● **Task instructions**
Gather every line that includes the word "from", please.
---------- Dataset excerpts ----------
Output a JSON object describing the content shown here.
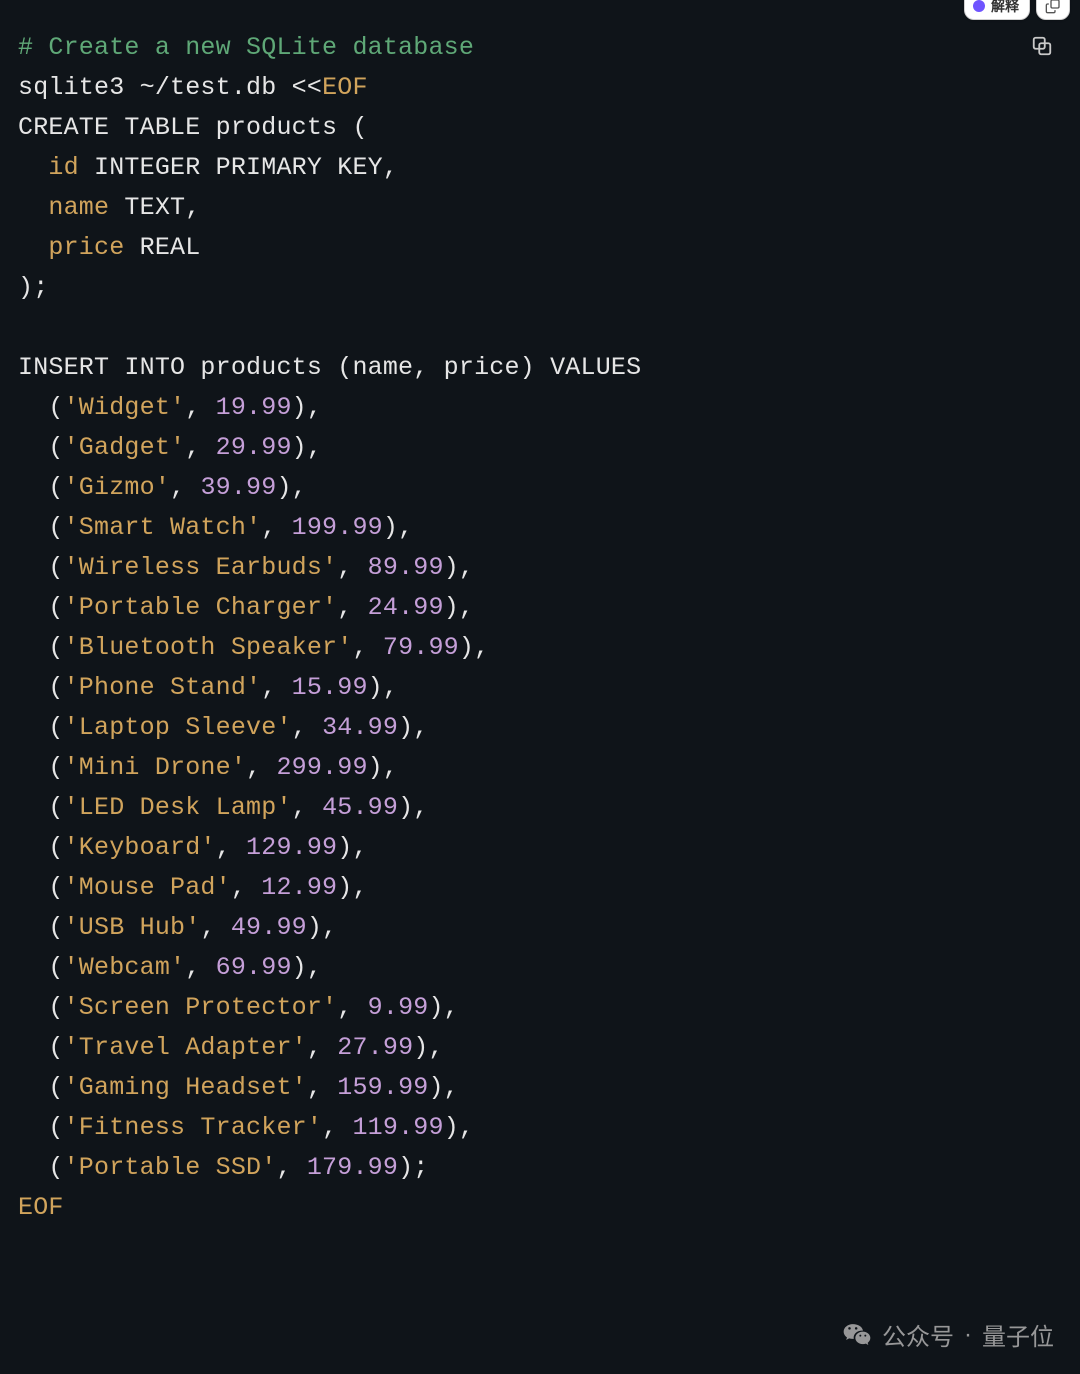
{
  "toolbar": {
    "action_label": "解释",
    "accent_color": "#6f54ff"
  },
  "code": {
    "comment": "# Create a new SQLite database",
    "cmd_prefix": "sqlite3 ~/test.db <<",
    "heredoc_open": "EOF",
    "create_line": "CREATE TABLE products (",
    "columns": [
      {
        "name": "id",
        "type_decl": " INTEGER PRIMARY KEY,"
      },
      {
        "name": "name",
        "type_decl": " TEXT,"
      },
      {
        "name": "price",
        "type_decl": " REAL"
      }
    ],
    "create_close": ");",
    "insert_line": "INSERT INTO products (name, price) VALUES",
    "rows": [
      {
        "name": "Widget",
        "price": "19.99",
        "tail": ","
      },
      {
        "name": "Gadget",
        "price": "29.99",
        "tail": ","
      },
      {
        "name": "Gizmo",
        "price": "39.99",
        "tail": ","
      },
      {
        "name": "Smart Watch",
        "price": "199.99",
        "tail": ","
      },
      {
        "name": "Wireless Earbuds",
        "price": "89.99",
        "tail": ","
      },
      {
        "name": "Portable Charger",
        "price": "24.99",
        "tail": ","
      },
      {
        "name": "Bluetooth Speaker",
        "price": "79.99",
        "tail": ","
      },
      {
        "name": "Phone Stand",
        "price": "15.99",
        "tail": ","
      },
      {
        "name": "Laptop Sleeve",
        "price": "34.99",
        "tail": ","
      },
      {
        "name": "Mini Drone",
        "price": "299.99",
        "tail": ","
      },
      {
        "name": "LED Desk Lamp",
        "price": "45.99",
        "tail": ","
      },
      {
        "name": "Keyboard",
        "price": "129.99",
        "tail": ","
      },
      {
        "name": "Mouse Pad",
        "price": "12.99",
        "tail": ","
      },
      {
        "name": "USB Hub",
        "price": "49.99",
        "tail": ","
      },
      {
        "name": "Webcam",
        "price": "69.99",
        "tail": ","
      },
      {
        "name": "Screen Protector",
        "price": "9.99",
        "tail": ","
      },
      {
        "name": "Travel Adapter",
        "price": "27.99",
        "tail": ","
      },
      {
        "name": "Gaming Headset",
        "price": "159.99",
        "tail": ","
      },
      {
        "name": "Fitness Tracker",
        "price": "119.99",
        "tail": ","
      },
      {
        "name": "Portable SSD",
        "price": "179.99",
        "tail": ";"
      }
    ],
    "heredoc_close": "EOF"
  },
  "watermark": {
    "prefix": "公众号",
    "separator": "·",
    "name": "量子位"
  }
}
----------
---------- Dataset excerpts ----------
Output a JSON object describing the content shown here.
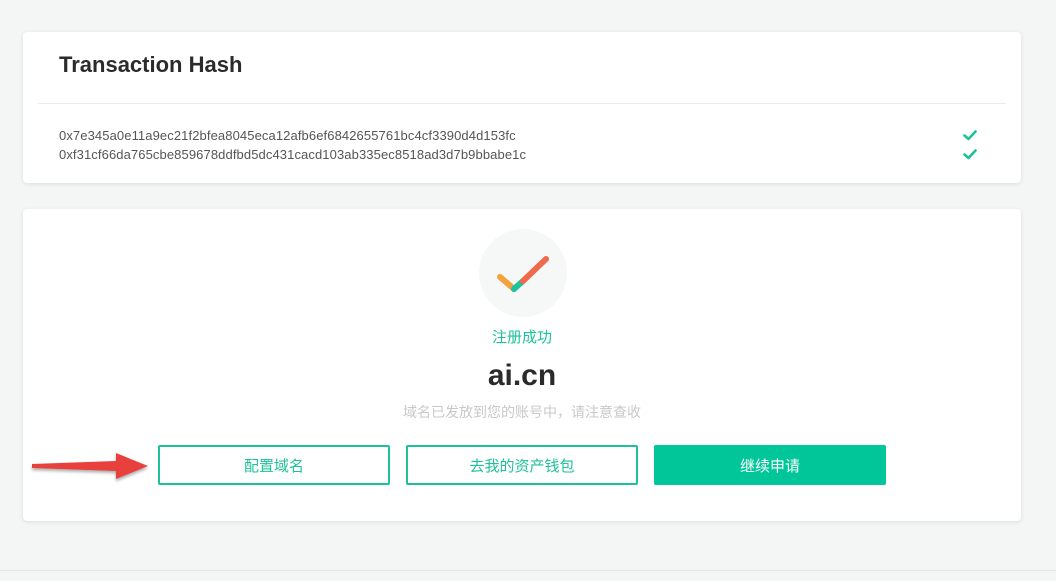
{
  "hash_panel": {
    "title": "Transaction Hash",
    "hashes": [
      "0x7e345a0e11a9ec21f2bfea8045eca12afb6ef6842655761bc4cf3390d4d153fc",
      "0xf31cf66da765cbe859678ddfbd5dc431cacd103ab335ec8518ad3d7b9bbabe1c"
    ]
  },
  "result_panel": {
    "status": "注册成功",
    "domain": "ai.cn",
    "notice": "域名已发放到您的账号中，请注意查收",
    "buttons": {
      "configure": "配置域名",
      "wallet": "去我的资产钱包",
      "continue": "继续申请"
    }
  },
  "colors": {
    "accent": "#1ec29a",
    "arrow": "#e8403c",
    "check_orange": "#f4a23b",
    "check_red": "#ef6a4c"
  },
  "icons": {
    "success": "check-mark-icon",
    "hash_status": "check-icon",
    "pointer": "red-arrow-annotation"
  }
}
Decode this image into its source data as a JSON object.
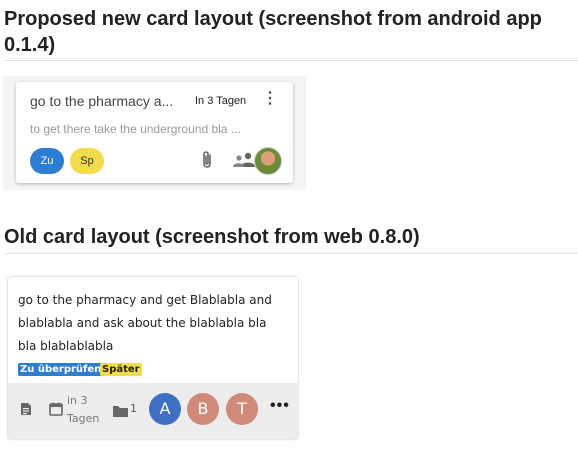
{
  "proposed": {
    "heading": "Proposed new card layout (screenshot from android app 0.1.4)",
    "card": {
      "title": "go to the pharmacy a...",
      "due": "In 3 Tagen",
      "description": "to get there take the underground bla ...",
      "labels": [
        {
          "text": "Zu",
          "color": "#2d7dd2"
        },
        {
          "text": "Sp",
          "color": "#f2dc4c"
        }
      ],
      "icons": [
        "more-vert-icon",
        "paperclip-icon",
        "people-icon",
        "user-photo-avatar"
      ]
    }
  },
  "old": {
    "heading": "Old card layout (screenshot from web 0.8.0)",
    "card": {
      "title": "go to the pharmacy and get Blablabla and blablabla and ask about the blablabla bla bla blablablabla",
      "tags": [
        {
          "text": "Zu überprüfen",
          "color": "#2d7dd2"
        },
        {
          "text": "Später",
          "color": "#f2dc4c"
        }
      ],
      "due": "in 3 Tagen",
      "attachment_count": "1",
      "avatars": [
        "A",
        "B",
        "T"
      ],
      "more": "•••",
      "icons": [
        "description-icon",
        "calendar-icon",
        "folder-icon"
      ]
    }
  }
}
----------
---------- Dataset excerpts ----------
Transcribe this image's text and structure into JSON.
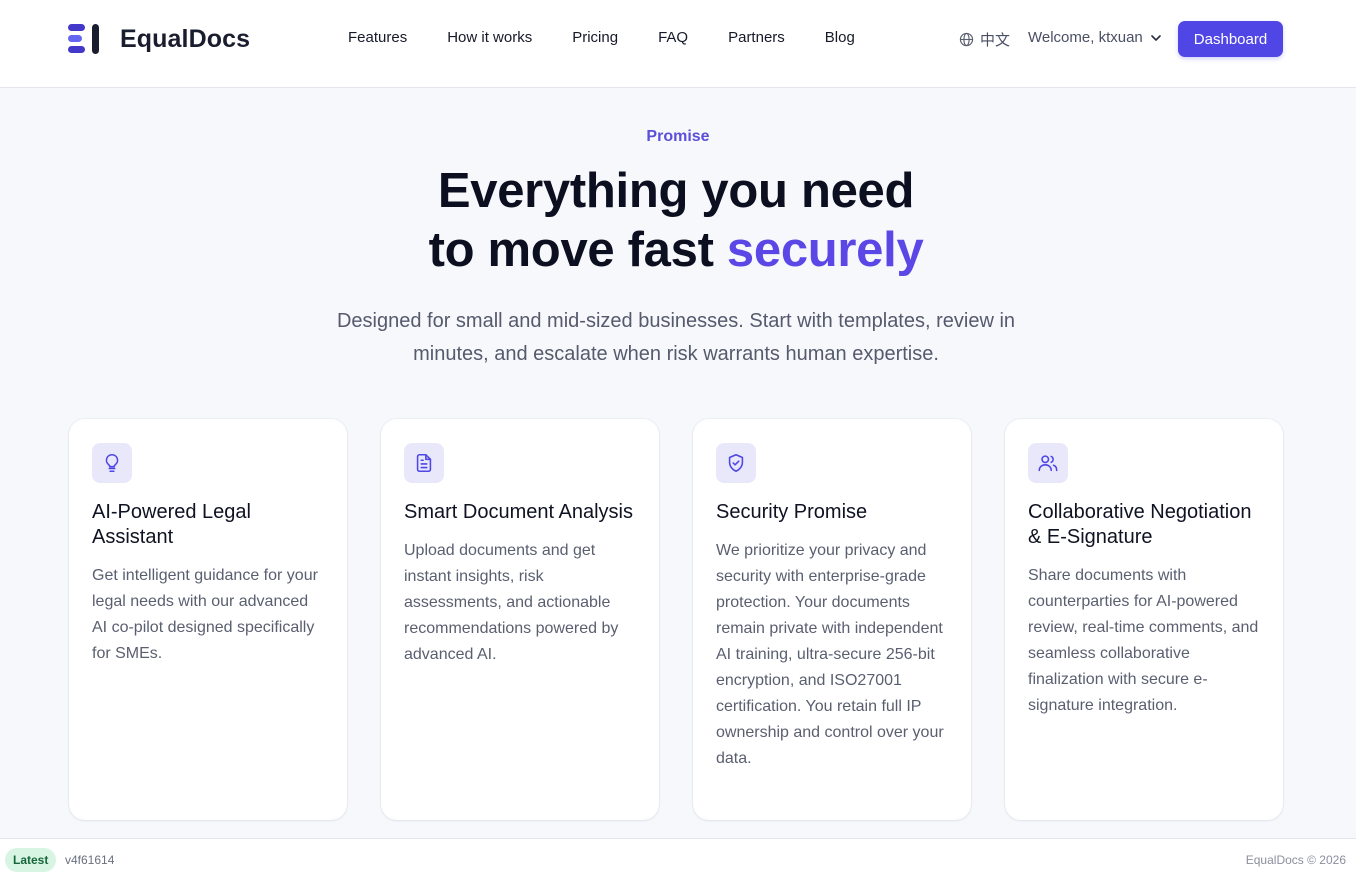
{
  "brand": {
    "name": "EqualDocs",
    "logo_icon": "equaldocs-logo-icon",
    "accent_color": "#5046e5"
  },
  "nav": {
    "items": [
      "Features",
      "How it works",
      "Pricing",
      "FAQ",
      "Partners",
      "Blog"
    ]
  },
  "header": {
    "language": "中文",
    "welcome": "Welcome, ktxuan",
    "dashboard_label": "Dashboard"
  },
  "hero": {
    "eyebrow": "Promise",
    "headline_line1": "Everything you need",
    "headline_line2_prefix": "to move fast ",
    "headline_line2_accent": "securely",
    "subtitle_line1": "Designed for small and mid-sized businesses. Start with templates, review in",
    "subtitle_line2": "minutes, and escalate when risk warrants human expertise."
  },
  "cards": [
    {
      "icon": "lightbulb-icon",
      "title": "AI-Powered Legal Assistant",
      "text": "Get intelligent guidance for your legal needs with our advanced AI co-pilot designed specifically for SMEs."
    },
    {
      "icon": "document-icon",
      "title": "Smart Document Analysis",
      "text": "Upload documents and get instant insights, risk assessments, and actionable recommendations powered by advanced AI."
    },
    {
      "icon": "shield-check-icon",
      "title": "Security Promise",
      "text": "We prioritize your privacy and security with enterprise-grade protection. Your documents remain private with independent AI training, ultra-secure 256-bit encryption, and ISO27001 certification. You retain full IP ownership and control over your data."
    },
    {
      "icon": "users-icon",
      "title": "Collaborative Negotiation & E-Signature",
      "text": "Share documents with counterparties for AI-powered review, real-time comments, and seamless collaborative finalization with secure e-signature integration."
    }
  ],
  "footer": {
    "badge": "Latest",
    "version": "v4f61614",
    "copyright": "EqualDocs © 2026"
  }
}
----------
● **Response to the task**
    "heading": "Proposed new card layout (screenshot from android app 0.1.4)",
    "heading": "Old card layout (screenshot from web 0.8.0)",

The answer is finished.